-------- Data for processing

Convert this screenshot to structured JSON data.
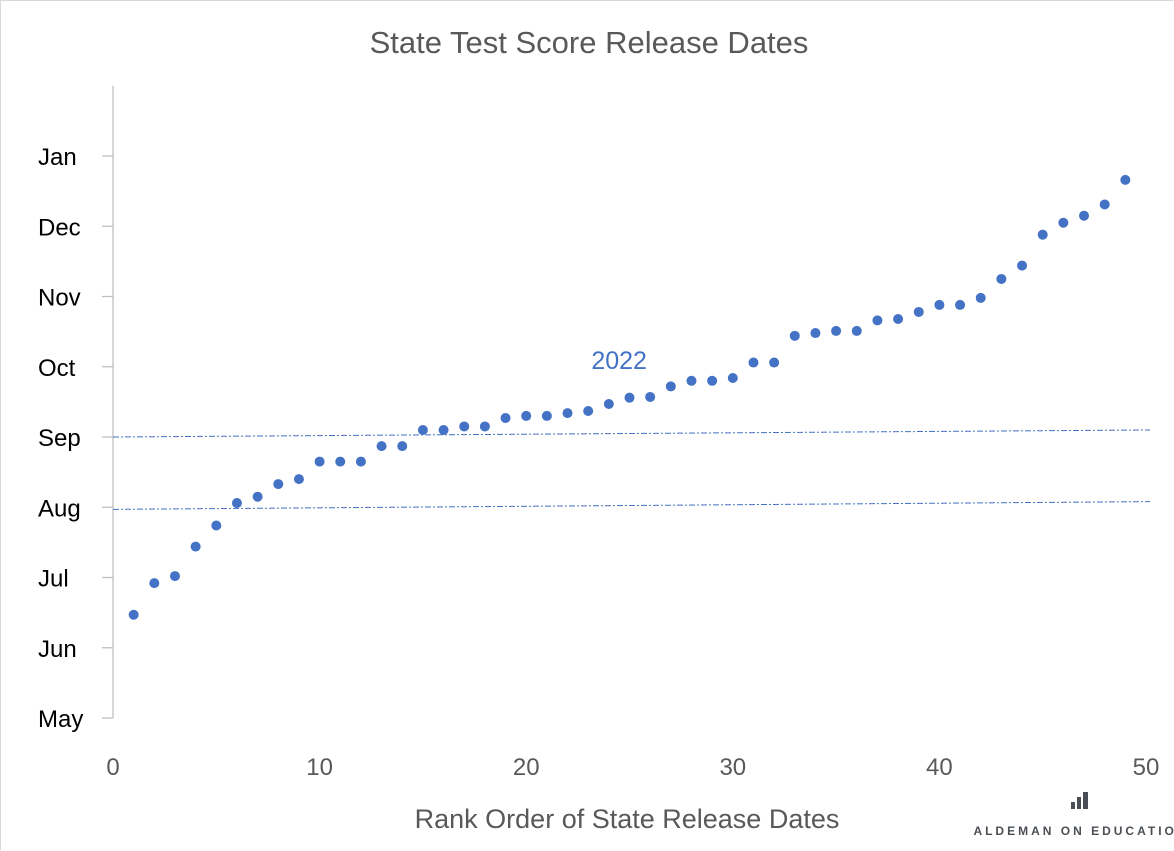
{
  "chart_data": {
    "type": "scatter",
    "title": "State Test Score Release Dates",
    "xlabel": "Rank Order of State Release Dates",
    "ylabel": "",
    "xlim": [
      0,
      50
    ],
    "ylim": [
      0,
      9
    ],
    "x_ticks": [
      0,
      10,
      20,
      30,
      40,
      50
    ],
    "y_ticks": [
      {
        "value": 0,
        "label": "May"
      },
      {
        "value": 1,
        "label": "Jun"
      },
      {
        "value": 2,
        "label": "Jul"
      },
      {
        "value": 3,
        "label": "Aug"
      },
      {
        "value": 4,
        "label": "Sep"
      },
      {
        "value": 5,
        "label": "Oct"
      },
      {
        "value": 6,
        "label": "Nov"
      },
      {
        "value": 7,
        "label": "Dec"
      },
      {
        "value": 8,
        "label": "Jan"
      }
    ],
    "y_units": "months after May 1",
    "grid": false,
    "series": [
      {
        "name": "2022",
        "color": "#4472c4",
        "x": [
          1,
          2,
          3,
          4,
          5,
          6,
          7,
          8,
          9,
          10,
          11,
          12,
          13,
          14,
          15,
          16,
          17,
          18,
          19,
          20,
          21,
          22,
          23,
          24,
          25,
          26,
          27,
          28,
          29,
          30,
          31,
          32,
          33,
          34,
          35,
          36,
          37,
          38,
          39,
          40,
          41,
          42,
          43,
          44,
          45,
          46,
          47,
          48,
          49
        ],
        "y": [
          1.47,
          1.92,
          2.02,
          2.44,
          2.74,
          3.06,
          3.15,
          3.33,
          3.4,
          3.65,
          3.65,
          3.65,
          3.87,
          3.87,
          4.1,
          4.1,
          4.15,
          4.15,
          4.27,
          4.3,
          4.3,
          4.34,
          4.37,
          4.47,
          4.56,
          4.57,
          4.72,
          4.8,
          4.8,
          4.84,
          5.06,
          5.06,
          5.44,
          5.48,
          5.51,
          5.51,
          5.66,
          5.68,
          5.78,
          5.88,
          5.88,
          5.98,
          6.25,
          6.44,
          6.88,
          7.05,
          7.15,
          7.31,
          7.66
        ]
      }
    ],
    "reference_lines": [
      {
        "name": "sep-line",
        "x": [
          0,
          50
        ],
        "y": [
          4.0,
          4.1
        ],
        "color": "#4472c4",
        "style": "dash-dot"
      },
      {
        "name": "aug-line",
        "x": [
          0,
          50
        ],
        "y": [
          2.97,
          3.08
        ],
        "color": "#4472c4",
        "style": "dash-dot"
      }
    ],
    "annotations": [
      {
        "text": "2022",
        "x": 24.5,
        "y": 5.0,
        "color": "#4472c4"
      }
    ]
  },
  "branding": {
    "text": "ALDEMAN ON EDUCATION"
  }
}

----------------

What the task requires — Return the entries unchanged, save for the pictures, which do not belong in the copy.

Full response —
Convert this screenshot to structured JSON data.
{
  "chart_data": {
    "type": "scatter",
    "title": "State Test Score Release Dates",
    "xlabel": "Rank Order of State Release Dates",
    "ylabel": "",
    "xlim": [
      0,
      50
    ],
    "ylim": [
      0,
      9
    ],
    "x_ticks": [
      0,
      10,
      20,
      30,
      40,
      50
    ],
    "y_ticks": [
      {
        "value": 0,
        "label": "May"
      },
      {
        "value": 1,
        "label": "Jun"
      },
      {
        "value": 2,
        "label": "Jul"
      },
      {
        "value": 3,
        "label": "Aug"
      },
      {
        "value": 4,
        "label": "Sep"
      },
      {
        "value": 5,
        "label": "Oct"
      },
      {
        "value": 6,
        "label": "Nov"
      },
      {
        "value": 7,
        "label": "Dec"
      },
      {
        "value": 8,
        "label": "Jan"
      }
    ],
    "y_units": "months after May 1",
    "grid": false,
    "series": [
      {
        "name": "2022",
        "color": "#4472c4",
        "x": [
          1,
          2,
          3,
          4,
          5,
          6,
          7,
          8,
          9,
          10,
          11,
          12,
          13,
          14,
          15,
          16,
          17,
          18,
          19,
          20,
          21,
          22,
          23,
          24,
          25,
          26,
          27,
          28,
          29,
          30,
          31,
          32,
          33,
          34,
          35,
          36,
          37,
          38,
          39,
          40,
          41,
          42,
          43,
          44,
          45,
          46,
          47,
          48,
          49
        ],
        "y": [
          1.47,
          1.92,
          2.02,
          2.44,
          2.74,
          3.06,
          3.15,
          3.33,
          3.4,
          3.65,
          3.65,
          3.65,
          3.87,
          3.87,
          4.1,
          4.1,
          4.15,
          4.15,
          4.27,
          4.3,
          4.3,
          4.34,
          4.37,
          4.47,
          4.56,
          4.57,
          4.72,
          4.8,
          4.8,
          4.84,
          5.06,
          5.06,
          5.44,
          5.48,
          5.51,
          5.51,
          5.66,
          5.68,
          5.78,
          5.88,
          5.88,
          5.98,
          6.25,
          6.44,
          6.88,
          7.05,
          7.15,
          7.31,
          7.66
        ]
      }
    ],
    "reference_lines": [
      {
        "name": "sep-line",
        "x": [
          0,
          50
        ],
        "y": [
          4.0,
          4.1
        ],
        "color": "#4472c4",
        "style": "dash-dot"
      },
      {
        "name": "aug-line",
        "x": [
          0,
          50
        ],
        "y": [
          2.97,
          3.08
        ],
        "color": "#4472c4",
        "style": "dash-dot"
      }
    ],
    "annotations": [
      {
        "text": "2022",
        "x": 24.5,
        "y": 5.0,
        "color": "#4472c4"
      }
    ]
  },
  "branding": {
    "text": "ALDEMAN ON EDUCATION"
  }
}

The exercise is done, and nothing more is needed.